INPUT MATERIAL:
— START —
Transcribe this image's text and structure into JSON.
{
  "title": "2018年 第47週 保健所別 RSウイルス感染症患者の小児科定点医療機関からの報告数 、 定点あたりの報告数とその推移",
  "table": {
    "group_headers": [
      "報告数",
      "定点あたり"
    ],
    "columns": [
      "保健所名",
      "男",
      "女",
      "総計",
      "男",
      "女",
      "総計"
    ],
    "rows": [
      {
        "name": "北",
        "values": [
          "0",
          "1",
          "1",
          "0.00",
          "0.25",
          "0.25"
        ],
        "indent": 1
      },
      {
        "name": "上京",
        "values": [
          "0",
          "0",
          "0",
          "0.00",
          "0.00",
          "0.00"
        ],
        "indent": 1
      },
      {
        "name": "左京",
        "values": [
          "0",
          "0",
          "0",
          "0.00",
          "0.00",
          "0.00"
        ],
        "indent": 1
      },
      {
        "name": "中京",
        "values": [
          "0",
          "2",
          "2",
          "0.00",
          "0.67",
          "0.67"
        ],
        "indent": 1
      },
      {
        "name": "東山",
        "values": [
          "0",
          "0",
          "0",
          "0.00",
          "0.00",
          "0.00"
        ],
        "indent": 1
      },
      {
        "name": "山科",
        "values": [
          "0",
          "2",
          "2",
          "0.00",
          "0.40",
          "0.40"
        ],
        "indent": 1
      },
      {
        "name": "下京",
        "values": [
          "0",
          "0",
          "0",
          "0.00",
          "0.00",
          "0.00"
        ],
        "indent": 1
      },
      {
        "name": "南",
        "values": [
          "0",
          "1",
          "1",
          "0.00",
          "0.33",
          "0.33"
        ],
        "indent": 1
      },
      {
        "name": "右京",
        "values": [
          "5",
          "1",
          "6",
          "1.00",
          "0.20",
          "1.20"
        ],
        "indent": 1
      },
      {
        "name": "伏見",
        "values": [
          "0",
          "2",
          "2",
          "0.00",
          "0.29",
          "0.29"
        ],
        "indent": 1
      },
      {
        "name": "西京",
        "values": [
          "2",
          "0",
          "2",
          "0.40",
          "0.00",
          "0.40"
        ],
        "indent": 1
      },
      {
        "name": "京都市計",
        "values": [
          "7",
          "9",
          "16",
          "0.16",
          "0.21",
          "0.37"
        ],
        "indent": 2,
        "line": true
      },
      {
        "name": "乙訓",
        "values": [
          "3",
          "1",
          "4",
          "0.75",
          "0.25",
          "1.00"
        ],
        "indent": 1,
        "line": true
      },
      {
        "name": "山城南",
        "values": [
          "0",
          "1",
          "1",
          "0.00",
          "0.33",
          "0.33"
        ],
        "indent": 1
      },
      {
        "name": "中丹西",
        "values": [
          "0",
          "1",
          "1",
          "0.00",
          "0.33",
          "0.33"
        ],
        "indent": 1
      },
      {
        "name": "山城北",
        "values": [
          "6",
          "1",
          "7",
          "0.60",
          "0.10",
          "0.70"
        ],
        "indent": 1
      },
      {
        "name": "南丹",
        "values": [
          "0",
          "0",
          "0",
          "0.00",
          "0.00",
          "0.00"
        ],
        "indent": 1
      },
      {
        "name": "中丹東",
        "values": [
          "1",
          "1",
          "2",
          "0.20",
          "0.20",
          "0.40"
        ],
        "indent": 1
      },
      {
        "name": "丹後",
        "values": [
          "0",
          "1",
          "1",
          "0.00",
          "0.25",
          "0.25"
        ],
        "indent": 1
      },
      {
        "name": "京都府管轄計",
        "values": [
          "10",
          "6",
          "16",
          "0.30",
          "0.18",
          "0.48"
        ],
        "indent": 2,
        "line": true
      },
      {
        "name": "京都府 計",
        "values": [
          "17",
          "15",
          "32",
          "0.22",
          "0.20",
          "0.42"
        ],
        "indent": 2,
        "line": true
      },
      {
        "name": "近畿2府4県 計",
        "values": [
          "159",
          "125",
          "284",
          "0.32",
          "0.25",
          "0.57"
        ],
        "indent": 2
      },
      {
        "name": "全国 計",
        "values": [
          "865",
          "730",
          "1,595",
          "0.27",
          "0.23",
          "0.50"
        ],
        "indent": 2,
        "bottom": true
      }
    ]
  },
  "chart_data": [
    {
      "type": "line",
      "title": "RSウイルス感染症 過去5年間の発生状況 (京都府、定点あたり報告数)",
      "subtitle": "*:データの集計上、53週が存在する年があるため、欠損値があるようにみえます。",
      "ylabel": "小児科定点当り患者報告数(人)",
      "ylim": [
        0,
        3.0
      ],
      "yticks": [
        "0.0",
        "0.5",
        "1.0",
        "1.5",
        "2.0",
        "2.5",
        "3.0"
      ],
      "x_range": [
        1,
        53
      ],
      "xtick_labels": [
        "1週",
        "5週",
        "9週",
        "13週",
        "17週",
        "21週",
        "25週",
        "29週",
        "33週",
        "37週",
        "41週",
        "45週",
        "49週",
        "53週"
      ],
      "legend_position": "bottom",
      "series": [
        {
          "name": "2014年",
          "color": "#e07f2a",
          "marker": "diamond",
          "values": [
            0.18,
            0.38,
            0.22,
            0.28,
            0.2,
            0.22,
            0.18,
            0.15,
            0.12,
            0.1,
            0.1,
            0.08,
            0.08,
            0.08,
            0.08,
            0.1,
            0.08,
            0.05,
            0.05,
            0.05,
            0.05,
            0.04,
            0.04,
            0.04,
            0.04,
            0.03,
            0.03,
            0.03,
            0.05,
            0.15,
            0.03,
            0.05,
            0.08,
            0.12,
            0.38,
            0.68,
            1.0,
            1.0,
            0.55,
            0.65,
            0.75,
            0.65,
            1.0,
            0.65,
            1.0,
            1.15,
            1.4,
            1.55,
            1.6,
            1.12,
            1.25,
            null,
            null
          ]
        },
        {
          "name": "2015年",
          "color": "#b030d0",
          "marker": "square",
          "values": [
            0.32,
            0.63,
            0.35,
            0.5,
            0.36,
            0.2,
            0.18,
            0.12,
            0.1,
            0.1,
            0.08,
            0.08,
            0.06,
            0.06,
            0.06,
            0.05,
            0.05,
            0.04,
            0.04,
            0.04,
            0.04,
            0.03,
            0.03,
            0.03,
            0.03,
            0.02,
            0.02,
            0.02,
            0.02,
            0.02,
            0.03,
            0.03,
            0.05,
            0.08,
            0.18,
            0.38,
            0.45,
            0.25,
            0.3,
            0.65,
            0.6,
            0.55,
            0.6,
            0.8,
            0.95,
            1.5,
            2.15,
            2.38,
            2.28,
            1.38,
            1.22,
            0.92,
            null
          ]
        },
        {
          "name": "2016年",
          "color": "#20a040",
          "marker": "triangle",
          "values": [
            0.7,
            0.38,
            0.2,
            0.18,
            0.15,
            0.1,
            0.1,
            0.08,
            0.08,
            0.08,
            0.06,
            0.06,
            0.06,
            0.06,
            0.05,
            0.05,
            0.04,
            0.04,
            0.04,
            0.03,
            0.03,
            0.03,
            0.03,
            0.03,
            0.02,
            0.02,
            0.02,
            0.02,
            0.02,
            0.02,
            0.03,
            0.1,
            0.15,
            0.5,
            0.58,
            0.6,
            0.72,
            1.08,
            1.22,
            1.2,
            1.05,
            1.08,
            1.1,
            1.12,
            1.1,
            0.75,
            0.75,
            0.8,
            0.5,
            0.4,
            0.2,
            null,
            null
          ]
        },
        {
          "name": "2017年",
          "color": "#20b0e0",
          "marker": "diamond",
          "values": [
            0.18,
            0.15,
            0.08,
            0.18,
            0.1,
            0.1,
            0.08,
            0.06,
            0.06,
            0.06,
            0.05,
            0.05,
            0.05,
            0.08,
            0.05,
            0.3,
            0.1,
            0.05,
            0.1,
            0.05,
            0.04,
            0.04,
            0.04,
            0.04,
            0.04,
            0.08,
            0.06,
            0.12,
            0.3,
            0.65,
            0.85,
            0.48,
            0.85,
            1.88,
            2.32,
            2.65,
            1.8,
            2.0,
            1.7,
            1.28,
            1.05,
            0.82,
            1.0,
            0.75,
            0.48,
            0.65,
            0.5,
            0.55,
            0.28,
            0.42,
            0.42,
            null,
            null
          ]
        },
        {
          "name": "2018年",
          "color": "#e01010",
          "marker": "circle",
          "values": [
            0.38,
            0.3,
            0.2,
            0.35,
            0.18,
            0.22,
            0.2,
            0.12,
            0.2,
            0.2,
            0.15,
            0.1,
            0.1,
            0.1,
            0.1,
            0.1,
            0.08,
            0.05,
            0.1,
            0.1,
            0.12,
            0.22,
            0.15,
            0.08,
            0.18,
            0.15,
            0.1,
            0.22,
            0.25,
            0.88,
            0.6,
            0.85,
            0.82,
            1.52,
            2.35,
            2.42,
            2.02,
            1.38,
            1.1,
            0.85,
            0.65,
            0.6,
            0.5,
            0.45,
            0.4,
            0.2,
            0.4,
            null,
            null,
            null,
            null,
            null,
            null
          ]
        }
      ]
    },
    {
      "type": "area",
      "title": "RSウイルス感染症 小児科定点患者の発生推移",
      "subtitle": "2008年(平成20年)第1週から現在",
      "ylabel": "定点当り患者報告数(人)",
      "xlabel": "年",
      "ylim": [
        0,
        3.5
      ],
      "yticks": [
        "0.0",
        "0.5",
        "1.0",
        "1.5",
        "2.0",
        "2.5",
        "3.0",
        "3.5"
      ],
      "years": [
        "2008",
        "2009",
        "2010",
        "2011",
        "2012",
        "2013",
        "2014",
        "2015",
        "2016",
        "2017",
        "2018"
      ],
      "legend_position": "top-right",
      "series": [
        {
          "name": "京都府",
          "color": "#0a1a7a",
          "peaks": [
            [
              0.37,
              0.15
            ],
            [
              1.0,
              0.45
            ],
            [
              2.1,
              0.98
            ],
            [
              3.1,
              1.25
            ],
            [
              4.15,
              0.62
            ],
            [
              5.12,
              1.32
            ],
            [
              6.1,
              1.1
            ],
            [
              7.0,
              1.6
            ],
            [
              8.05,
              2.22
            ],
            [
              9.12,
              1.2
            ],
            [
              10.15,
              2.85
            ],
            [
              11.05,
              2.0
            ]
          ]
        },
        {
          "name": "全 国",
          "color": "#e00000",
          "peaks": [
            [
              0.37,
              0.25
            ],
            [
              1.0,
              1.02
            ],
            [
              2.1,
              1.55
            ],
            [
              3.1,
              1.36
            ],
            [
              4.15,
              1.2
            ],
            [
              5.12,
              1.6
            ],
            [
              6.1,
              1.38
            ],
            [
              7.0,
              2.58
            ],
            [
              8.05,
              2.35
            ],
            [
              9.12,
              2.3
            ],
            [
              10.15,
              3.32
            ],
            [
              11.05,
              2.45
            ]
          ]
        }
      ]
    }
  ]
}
— END —
Select every line in the material above where the string "color" occurs, and copy it.

          "color": "#e07f2a",
          "color": "#b030d0",
          "color": "#20a040",
          "color": "#20b0e0",
          "color": "#e01010",
          "color": "#0a1a7a",
          "color": "#e00000",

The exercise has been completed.